• **What the task requires**
Print the complete set of entries exactly.

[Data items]
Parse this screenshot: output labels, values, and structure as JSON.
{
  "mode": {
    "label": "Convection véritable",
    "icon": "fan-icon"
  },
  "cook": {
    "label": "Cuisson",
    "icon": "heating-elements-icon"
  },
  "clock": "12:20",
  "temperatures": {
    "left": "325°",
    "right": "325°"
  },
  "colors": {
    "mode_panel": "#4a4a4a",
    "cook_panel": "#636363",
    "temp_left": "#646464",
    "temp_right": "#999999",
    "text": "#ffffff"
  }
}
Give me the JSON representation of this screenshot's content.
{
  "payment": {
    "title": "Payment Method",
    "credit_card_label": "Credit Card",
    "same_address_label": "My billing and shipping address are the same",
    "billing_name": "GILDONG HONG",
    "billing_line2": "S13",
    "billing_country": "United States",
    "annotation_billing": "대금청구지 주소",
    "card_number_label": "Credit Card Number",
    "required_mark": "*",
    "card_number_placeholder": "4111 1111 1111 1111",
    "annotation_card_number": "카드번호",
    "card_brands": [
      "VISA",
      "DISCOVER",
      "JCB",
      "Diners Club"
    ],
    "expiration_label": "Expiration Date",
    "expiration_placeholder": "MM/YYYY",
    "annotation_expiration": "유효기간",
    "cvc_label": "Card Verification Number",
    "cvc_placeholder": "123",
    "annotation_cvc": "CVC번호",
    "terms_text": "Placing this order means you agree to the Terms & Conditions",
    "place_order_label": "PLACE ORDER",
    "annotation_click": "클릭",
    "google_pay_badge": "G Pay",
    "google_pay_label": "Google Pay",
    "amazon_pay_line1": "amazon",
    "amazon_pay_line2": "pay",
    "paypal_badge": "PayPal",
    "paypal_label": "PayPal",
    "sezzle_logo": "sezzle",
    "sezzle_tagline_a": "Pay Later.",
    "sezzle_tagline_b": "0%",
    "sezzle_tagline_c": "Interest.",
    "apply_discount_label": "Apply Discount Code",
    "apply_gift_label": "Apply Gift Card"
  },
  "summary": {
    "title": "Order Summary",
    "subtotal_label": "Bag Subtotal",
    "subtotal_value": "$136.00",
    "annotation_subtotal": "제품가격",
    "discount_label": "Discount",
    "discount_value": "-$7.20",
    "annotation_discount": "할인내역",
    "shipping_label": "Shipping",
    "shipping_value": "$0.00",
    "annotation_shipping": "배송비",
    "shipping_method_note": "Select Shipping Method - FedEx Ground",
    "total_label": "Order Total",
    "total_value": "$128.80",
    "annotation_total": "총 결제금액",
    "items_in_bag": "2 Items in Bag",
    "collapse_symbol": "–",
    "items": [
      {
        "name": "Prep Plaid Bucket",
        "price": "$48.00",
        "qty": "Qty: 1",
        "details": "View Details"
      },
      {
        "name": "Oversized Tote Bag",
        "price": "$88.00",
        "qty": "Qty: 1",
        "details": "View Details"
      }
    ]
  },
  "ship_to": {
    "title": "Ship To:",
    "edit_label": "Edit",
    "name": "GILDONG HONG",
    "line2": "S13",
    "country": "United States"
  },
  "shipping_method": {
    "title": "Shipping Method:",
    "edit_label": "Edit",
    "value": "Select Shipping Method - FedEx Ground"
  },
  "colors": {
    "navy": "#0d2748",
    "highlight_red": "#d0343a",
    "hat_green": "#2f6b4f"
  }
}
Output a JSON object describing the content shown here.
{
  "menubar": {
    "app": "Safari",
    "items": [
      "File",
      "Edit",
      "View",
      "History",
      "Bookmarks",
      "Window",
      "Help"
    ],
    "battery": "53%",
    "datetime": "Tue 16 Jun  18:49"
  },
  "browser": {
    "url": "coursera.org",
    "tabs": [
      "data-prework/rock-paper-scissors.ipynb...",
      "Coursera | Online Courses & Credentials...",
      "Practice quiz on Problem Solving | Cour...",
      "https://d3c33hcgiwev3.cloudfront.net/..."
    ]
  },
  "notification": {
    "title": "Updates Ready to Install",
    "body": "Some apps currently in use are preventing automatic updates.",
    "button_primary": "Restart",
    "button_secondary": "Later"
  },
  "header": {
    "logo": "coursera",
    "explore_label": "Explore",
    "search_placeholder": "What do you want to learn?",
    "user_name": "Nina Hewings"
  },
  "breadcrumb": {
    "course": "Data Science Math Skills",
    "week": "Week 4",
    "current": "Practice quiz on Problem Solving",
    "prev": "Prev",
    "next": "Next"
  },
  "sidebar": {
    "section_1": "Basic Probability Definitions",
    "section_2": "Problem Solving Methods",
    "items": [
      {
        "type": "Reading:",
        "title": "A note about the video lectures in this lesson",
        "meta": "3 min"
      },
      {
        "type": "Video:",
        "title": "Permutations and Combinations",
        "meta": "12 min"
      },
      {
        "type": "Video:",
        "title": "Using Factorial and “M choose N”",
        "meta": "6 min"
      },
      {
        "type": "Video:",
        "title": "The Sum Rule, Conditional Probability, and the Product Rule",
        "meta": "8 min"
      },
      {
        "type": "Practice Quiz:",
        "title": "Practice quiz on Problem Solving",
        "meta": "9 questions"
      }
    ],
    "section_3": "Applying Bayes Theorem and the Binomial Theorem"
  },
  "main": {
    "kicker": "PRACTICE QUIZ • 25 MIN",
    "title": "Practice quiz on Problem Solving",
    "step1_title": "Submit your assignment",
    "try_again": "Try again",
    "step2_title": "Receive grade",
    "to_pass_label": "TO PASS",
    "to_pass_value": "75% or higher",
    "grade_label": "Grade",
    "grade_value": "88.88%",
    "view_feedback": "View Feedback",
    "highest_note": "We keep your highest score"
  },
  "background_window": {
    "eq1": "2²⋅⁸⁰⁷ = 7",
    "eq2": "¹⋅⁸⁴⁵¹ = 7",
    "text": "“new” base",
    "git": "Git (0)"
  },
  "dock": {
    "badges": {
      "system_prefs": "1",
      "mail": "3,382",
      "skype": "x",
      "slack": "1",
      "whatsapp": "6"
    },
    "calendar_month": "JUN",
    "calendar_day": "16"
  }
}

• **Output of the exercise**
Parse this screenshot: output labels, values, and structure as JSON.
{
  "mode": {
    "label": "Convection véritable",
    "icon": "fan-icon"
  },
  "cook": {
    "label": "Cuisson",
    "icon": "heating-elements-icon"
  },
  "clock": "12:20",
  "temperatures": {
    "left": "325°",
    "right": "325°"
  },
  "colors": {
    "mode_panel": "#4a4a4a",
    "cook_panel": "#636363",
    "temp_left": "#646464",
    "temp_right": "#999999",
    "text": "#ffffff"
  }
}
Give me the JSON representation of this screenshot's content.
{
  "payment": {
    "title": "Payment Method",
    "credit_card_label": "Credit Card",
    "same_address_label": "My billing and shipping address are the same",
    "billing_name": "GILDONG HONG",
    "billing_line2": "S13",
    "billing_country": "United States",
    "annotation_billing": "대금청구지 주소",
    "card_number_label": "Credit Card Number",
    "required_mark": "*",
    "card_number_placeholder": "4111 1111 1111 1111",
    "annotation_card_number": "카드번호",
    "card_brands": [
      "VISA",
      "DISCOVER",
      "JCB",
      "Diners Club"
    ],
    "expiration_label": "Expiration Date",
    "expiration_placeholder": "MM/YYYY",
    "annotation_expiration": "유효기간",
    "cvc_label": "Card Verification Number",
    "cvc_placeholder": "123",
    "annotation_cvc": "CVC번호",
    "terms_text": "Placing this order means you agree to the Terms & Conditions",
    "place_order_label": "PLACE ORDER",
    "annotation_click": "클릭",
    "google_pay_badge": "G Pay",
    "google_pay_label": "Google Pay",
    "amazon_pay_line1": "amazon",
    "amazon_pay_line2": "pay",
    "paypal_badge": "PayPal",
    "paypal_label": "PayPal",
    "sezzle_logo": "sezzle",
    "sezzle_tagline_a": "Pay Later.",
    "sezzle_tagline_b": "0%",
    "sezzle_tagline_c": "Interest.",
    "apply_discount_label": "Apply Discount Code",
    "apply_gift_label": "Apply Gift Card"
  },
  "summary": {
    "title": "Order Summary",
    "subtotal_label": "Bag Subtotal",
    "subtotal_value": "$136.00",
    "annotation_subtotal": "제품가격",
    "discount_label": "Discount",
    "discount_value": "-$7.20",
    "annotation_discount": "할인내역",
    "shipping_label": "Shipping",
    "shipping_value": "$0.00",
    "annotation_shipping": "배송비",
    "shipping_method_note": "Select Shipping Method - FedEx Ground",
    "total_label": "Order Total",
    "total_value": "$128.80",
    "annotation_total": "총 결제금액",
    "items_in_bag": "2 Items in Bag",
    "collapse_symbol": "–",
    "items": [
      {
        "name": "Prep Plaid Bucket",
        "price": "$48.00",
        "qty": "Qty: 1",
        "details": "View Details"
      },
      {
        "name": "Oversized Tote Bag",
        "price": "$88.00",
        "qty": "Qty: 1",
        "details": "View Details"
      }
    ]
  },
  "ship_to": {
    "title": "Ship To:",
    "edit_label": "Edit",
    "name": "GILDONG HONG",
    "line2": "S13",
    "country": "United States"
  },
  "shipping_method": {
    "title": "Shipping Method:",
    "edit_label": "Edit",
    "value": "Select Shipping Method - FedEx Ground"
  },
  "colors": {
    "navy": "#0d2748",
    "highlight_red": "#d0343a",
    "hat_green": "#2f6b4f"
  }
}
Output a JSON object describing the content shown here.
{
  "menubar": {
    "app": "Safari",
    "items": [
      "File",
      "Edit",
      "View",
      "History",
      "Bookmarks",
      "Window",
      "Help"
    ],
    "battery": "53%",
    "datetime": "Tue 16 Jun  18:49"
  },
  "browser": {
    "url": "coursera.org",
    "tabs": [
      "data-prework/rock-paper-scissors.ipynb...",
      "Coursera | Online Courses & Credentials...",
      "Practice quiz on Problem Solving | Cour...",
      "https://d3c33hcgiwev3.cloudfront.net/..."
    ]
  },
  "notification": {
    "title": "Updates Ready to Install",
    "body": "Some apps currently in use are preventing automatic updates.",
    "button_primary": "Restart",
    "button_secondary": "Later"
  },
  "header": {
    "logo": "coursera",
    "explore_label": "Explore",
    "search_placeholder": "What do you want to learn?",
    "user_name": "Nina Hewings"
  },
  "breadcrumb": {
    "course": "Data Science Math Skills",
    "week": "Week 4",
    "current": "Practice quiz on Problem Solving",
    "prev": "Prev",
    "next": "Next"
  },
  "sidebar": {
    "section_1": "Basic Probability Definitions",
    "section_2": "Problem Solving Methods",
    "items": [
      {
        "type": "Reading:",
        "title": "A note about the video lectures in this lesson",
        "meta": "3 min"
      },
      {
        "type": "Video:",
        "title": "Permutations and Combinations",
        "meta": "12 min"
      },
      {
        "type": "Video:",
        "title": "Using Factorial and “M choose N”",
        "meta": "6 min"
      },
      {
        "type": "Video:",
        "title": "The Sum Rule, Conditional Probability, and the Product Rule",
        "meta": "8 min"
      },
      {
        "type": "Practice Quiz:",
        "title": "Practice quiz on Problem Solving",
        "meta": "9 questions"
      }
    ],
    "section_3": "Applying Bayes Theorem and the Binomial Theorem"
  },
  "main": {
    "kicker": "PRACTICE QUIZ • 25 MIN",
    "title": "Practice quiz on Problem Solving",
    "step1_title": "Submit your assignment",
    "try_again": "Try again",
    "step2_title": "Receive grade",
    "to_pass_label": "TO PASS",
    "to_pass_value": "75% or higher",
    "grade_label": "Grade",
    "grade_value": "88.88%",
    "view_feedback": "View Feedback",
    "highest_note": "We keep your highest score"
  },
  "background_window": {
    "eq1": "2²⋅⁸⁰⁷ = 7",
    "eq2": "¹⋅⁸⁴⁵¹ = 7",
    "text": "“new” base",
    "git": "Git (0)"
  },
  "dock": {
    "badges": {
      "system_prefs": "1",
      "mail": "3,382",
      "skype": "x",
      "slack": "1",
      "whatsapp": "6"
    },
    "calendar_month": "JUN",
    "calendar_day": "16"
  }
}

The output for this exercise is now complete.